**Extracted information:**
== == ==

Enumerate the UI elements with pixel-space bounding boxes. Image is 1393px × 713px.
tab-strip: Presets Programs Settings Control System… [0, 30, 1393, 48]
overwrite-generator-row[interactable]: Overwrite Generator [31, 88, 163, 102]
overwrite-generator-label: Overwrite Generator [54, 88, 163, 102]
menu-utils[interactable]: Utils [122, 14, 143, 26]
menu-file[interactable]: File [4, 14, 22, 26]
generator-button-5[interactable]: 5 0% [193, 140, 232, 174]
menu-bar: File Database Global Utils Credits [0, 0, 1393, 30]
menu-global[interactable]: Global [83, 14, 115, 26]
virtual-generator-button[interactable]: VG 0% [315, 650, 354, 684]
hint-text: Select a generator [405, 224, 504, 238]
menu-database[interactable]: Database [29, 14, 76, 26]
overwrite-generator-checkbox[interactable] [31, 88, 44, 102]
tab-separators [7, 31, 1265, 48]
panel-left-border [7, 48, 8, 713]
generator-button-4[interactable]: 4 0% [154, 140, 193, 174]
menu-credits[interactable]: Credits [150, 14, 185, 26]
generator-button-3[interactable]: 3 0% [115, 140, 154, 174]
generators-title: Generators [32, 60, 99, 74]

== == ==

**Exercise goal:** Pick out every line of the listing above that contains the word "File", and copy each one in full. Case counts.

**Reply to the task:**
menu-file[interactable]: File [4, 14, 22, 26]
menu-bar: File Database Global Utils Credits [0, 0, 1393, 30]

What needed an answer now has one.